• **What is asked**
Collect all lines containing the word "JSON" from the data.

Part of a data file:
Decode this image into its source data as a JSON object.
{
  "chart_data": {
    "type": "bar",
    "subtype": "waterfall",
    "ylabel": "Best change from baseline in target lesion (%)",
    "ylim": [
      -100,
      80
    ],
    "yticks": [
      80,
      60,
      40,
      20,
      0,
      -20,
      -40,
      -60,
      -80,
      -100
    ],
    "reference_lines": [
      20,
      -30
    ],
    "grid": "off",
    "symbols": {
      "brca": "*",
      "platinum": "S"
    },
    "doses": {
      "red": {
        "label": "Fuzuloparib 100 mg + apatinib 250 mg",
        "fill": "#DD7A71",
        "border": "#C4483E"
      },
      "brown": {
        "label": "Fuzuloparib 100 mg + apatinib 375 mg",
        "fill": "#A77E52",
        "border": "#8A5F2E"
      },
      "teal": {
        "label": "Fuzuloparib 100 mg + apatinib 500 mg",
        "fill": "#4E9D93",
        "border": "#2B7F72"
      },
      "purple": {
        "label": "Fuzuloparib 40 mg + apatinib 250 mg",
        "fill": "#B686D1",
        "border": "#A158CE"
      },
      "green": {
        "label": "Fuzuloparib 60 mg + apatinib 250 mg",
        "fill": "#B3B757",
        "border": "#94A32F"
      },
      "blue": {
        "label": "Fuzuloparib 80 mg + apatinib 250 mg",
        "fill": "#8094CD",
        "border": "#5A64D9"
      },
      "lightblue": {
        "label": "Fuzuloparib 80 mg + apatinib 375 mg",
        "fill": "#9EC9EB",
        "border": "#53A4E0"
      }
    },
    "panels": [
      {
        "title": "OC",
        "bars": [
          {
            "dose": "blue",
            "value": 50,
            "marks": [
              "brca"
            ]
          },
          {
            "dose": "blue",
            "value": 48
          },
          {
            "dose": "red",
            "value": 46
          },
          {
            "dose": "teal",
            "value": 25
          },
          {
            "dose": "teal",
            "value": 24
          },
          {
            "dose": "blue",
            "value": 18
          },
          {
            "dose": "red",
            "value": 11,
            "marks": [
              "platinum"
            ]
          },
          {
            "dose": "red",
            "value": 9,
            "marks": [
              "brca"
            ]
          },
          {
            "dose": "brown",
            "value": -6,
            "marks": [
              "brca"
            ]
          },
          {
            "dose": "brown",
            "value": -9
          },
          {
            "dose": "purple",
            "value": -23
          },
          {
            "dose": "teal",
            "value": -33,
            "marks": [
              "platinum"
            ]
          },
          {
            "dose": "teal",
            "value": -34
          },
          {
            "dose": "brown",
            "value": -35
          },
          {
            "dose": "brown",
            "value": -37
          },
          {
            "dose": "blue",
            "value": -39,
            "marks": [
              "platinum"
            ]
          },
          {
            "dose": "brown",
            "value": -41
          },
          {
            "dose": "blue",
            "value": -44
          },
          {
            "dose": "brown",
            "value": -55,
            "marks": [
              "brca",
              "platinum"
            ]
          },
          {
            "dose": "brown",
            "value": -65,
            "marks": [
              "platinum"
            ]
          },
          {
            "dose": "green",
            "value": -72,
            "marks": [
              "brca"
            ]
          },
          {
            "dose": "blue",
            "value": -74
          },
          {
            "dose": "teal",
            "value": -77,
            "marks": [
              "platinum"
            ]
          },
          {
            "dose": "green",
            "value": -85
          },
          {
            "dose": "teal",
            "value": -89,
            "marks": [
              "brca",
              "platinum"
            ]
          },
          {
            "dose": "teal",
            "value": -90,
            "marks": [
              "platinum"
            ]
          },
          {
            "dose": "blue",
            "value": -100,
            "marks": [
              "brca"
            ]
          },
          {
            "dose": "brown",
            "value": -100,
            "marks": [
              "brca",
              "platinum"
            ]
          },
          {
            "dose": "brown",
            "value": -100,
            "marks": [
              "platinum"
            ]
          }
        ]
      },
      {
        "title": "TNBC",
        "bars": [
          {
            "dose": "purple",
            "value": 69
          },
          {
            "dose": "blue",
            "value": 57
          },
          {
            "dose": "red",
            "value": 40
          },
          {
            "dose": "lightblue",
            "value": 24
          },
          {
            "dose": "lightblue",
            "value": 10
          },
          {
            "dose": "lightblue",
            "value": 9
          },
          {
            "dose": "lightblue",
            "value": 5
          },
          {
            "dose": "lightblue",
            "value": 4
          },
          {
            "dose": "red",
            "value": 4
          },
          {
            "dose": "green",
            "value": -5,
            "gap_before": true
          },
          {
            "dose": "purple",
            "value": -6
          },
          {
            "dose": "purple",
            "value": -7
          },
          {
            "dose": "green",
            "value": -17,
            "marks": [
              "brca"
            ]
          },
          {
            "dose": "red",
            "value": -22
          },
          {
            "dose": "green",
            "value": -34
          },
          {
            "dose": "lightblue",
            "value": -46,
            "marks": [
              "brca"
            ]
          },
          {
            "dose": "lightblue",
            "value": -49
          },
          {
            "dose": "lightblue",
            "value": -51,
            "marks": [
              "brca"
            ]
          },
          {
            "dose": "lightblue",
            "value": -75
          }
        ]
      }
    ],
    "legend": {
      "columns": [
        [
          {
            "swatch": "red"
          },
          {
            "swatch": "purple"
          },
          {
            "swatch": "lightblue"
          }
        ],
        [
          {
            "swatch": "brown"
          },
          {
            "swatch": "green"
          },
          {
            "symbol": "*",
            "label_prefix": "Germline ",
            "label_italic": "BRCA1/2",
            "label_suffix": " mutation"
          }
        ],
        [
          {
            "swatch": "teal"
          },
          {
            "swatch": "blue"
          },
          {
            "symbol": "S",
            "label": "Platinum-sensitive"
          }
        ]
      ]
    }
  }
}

==

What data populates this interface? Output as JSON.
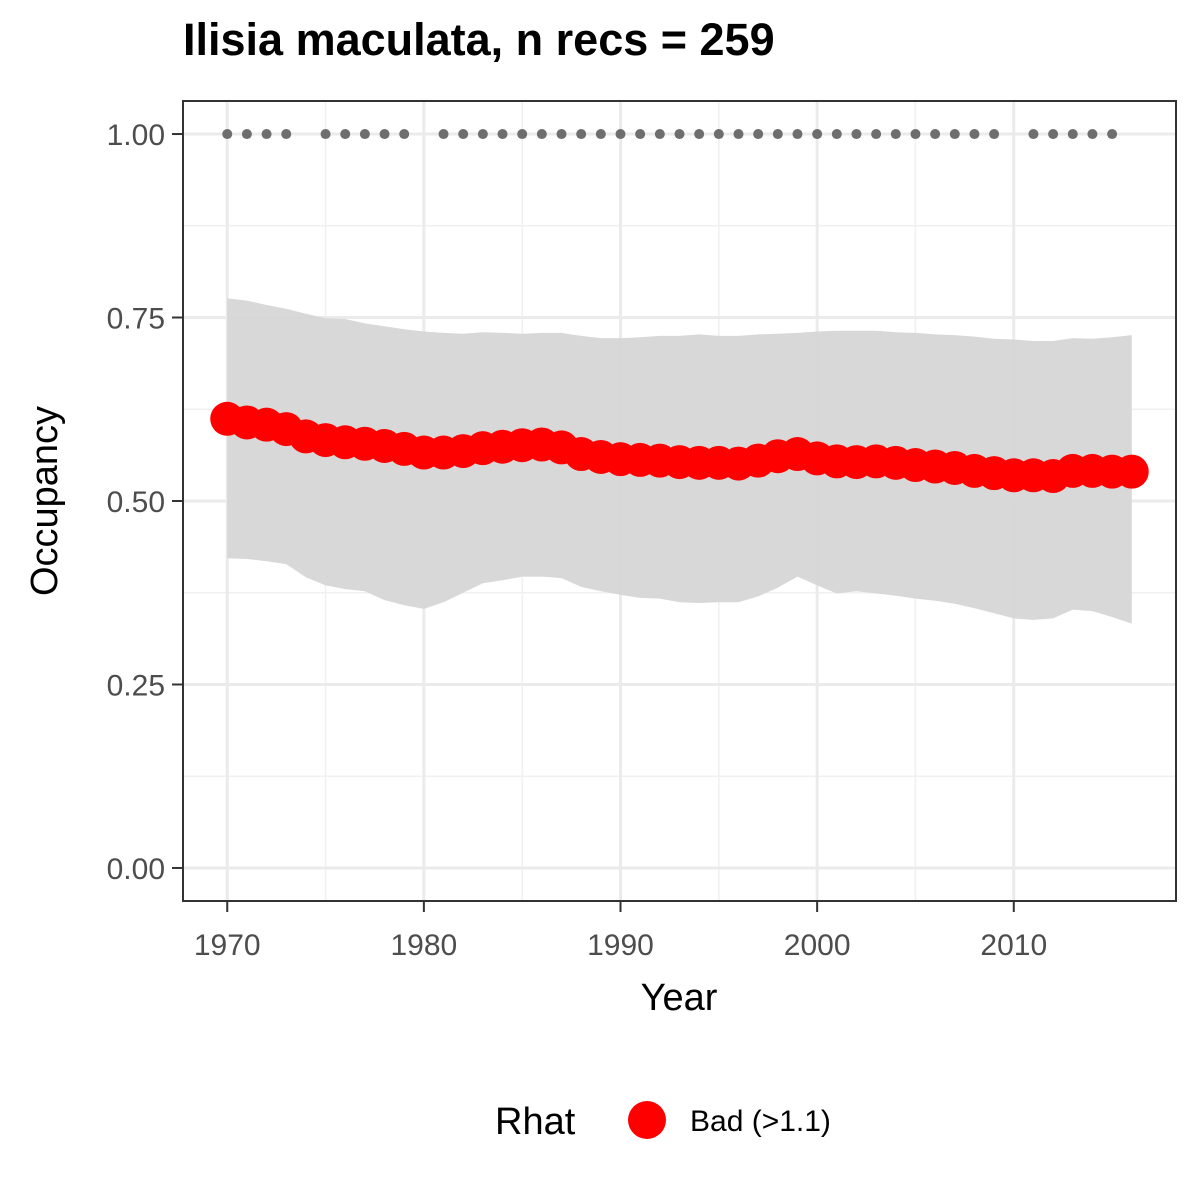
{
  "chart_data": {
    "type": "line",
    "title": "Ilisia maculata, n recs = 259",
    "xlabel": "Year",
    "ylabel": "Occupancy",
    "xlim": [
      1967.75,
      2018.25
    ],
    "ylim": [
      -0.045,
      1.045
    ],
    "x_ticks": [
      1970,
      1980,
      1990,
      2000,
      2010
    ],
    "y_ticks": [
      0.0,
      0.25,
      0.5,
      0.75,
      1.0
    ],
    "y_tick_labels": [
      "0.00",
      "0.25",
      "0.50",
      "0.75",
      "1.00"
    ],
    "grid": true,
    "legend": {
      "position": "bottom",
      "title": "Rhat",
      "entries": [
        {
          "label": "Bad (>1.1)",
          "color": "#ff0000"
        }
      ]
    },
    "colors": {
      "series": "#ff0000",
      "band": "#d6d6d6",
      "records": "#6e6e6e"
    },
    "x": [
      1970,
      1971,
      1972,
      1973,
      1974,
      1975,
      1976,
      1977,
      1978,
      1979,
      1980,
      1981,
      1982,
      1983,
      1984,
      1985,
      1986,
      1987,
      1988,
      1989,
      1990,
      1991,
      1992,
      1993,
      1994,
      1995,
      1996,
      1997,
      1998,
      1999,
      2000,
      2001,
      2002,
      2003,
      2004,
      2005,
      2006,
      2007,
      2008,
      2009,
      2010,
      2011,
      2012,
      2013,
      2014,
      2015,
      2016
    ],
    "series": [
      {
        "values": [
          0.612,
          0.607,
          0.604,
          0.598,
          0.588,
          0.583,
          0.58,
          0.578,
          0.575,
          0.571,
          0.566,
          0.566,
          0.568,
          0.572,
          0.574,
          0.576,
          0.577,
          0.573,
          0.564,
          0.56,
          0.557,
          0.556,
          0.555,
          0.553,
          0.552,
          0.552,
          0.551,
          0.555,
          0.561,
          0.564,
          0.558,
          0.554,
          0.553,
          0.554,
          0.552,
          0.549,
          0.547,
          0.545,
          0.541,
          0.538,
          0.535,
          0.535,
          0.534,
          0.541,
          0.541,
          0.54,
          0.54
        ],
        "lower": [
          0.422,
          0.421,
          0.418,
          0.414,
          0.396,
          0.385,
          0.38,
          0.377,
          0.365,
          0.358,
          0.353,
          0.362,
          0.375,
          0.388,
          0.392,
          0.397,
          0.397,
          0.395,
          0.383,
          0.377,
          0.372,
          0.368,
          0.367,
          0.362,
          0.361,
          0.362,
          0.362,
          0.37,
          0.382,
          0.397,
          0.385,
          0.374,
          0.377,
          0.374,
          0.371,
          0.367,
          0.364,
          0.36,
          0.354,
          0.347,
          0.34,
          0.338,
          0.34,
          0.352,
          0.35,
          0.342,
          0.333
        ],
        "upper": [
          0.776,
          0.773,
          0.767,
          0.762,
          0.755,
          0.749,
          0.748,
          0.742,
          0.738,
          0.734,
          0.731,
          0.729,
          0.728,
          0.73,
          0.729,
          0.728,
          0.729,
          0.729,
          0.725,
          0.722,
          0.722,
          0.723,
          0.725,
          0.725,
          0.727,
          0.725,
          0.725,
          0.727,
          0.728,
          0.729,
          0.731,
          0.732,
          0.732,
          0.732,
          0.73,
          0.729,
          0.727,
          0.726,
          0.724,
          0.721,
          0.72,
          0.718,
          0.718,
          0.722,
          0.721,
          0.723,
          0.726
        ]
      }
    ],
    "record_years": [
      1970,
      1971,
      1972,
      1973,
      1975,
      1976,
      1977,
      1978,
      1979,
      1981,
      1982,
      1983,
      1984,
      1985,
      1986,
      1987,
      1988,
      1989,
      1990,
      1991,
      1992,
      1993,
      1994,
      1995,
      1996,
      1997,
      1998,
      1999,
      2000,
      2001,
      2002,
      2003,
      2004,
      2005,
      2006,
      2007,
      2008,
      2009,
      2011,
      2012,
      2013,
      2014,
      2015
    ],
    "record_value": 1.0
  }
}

• **The completed task**
Decode this image into its source data as a JSON object.
What data populates this interface? Output as JSON.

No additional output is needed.